[Begin EXERCISE INPUTS]
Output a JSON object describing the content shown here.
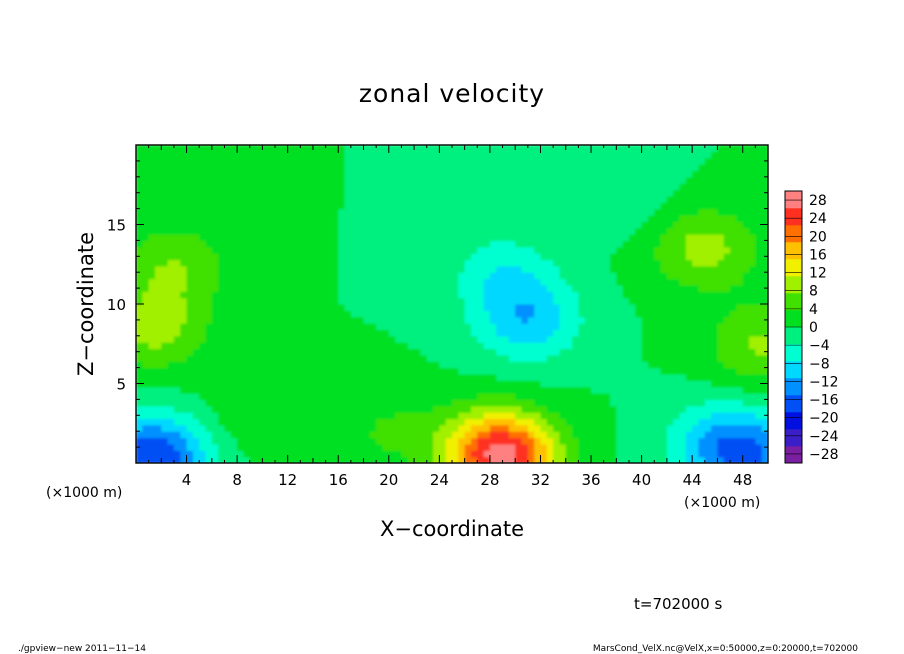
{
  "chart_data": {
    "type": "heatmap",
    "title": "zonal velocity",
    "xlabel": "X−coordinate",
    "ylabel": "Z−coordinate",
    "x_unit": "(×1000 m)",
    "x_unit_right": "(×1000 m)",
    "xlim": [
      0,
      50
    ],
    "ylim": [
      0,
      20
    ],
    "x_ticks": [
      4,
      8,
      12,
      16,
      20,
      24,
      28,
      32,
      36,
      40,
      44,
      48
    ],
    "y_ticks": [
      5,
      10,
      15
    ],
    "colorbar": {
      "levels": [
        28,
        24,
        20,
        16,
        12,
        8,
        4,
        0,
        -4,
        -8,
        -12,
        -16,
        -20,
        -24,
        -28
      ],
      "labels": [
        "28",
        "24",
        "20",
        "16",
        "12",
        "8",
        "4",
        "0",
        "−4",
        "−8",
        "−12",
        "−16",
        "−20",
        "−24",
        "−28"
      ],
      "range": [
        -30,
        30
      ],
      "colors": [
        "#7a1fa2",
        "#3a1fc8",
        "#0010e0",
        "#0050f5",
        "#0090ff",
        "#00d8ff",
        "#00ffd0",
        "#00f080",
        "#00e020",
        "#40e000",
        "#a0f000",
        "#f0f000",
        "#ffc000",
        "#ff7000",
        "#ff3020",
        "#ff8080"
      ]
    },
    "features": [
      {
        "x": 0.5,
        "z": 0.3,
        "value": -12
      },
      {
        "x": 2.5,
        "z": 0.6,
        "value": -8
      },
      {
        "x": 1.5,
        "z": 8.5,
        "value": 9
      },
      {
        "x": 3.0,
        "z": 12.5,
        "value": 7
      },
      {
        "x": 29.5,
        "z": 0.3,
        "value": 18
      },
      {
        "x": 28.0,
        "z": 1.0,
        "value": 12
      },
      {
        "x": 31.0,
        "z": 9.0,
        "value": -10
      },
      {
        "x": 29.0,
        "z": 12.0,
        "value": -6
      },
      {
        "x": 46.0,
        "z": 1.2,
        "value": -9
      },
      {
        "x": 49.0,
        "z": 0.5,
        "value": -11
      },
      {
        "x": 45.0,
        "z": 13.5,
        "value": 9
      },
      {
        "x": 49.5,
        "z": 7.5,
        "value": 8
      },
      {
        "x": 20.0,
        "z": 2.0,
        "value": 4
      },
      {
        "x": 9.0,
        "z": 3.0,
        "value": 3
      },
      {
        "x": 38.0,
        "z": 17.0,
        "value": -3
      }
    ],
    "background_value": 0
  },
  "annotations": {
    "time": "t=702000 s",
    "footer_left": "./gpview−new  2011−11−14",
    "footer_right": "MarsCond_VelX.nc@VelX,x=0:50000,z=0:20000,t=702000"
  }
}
[End EXERCISE INPUTS]
[Begin EXERCISE INPUTS]
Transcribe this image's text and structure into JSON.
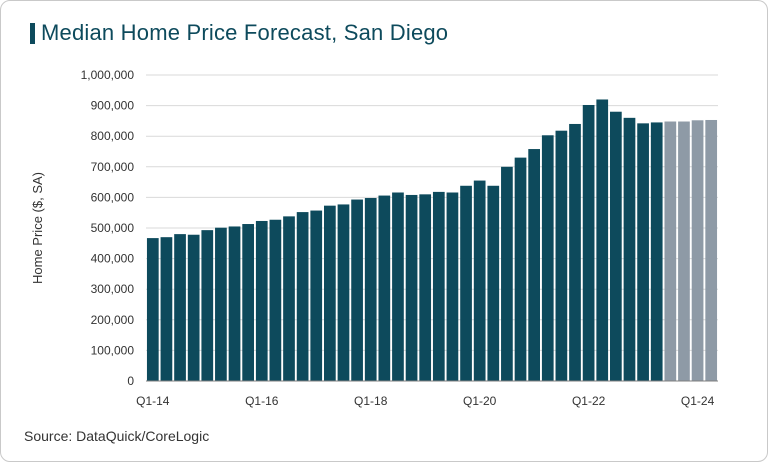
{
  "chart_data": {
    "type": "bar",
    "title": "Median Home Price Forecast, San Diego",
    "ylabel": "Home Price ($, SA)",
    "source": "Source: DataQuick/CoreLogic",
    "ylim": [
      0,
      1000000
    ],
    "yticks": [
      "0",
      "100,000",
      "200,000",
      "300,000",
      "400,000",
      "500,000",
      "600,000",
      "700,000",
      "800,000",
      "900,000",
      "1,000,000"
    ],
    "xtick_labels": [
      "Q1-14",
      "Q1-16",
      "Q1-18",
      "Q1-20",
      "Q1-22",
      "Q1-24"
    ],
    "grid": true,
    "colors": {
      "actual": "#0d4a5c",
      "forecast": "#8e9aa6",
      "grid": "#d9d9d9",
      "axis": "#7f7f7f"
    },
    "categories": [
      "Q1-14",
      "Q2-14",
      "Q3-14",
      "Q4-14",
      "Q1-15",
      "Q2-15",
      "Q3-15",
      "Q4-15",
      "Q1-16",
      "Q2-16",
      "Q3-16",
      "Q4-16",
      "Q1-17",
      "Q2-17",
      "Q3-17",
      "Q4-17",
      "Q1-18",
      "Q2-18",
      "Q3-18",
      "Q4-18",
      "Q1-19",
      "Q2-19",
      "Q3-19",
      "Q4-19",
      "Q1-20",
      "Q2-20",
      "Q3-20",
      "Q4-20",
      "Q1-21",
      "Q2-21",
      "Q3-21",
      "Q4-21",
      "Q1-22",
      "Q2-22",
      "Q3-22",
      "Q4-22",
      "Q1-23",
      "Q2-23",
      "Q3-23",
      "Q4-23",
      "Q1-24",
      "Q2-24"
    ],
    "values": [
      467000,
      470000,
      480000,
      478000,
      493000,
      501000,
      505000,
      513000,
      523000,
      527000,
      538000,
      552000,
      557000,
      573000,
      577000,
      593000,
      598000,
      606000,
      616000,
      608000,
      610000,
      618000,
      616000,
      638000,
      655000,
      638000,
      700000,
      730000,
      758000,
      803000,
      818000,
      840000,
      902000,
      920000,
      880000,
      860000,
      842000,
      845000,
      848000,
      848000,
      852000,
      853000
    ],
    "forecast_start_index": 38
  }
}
[End EXERCISE INPUTS]
[Begin EXERCISE INPUTS]
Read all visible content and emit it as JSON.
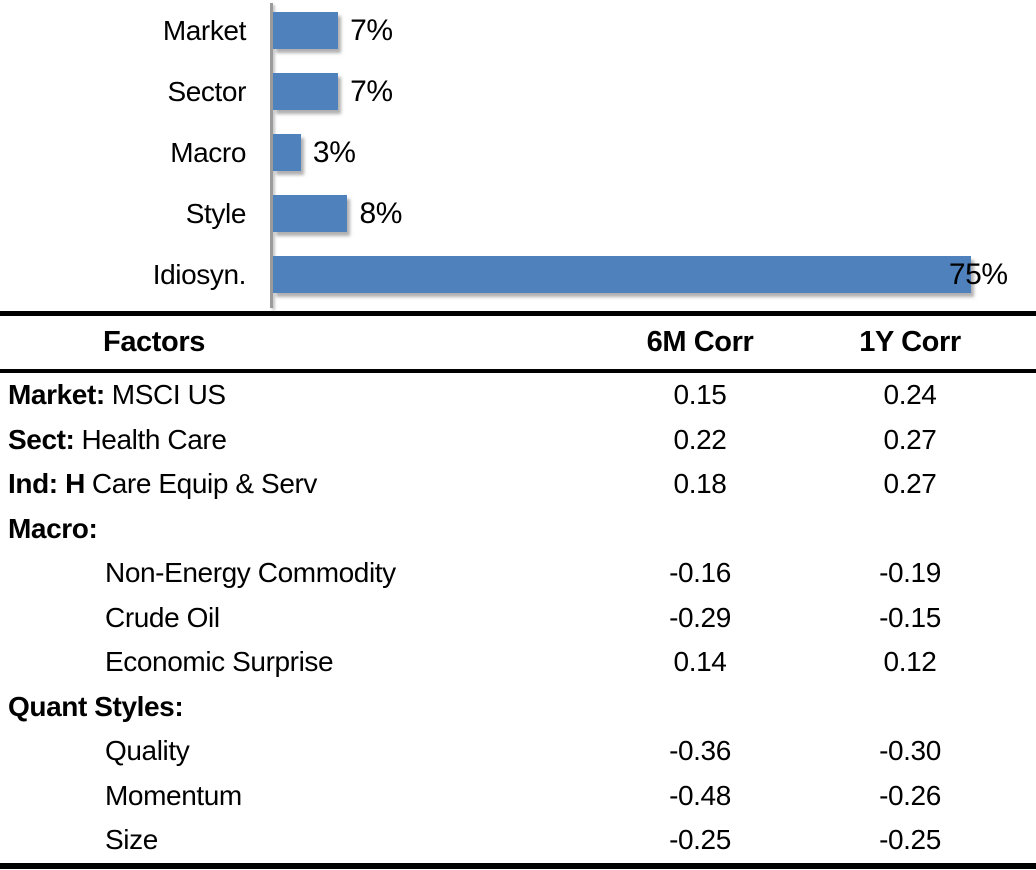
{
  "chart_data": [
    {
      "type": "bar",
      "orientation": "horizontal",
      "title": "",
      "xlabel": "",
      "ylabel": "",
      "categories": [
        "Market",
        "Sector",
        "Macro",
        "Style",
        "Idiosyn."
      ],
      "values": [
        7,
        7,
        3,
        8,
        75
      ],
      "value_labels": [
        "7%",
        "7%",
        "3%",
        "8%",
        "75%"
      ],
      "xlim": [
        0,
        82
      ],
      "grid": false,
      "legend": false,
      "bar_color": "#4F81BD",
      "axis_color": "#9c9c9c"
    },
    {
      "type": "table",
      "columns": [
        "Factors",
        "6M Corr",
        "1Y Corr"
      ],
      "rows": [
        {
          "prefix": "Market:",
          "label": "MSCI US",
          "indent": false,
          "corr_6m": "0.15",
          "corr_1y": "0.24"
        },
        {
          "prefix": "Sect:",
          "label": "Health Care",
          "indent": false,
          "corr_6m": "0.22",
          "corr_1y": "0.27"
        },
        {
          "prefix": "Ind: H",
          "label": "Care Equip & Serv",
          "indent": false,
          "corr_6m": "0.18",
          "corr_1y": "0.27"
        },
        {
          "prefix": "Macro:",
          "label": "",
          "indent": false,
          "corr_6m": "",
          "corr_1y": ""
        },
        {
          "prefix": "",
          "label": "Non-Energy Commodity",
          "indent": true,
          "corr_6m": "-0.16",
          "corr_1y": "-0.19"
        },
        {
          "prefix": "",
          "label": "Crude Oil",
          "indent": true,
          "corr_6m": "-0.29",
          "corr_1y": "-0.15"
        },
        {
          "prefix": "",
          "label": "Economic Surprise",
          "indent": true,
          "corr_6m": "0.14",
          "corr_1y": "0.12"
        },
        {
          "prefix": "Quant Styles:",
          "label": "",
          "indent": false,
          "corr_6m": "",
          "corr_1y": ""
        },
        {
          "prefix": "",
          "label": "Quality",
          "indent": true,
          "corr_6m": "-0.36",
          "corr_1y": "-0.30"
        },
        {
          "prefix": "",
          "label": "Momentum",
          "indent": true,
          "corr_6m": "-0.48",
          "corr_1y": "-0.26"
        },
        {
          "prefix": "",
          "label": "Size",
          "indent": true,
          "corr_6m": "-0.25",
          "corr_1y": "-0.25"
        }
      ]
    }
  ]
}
[End EXERCISE INPUTS]
• [INSTRUCTIONS TO FOLLOW]
Write only the number of lines that include "JSON".

• [THE REPLY]
3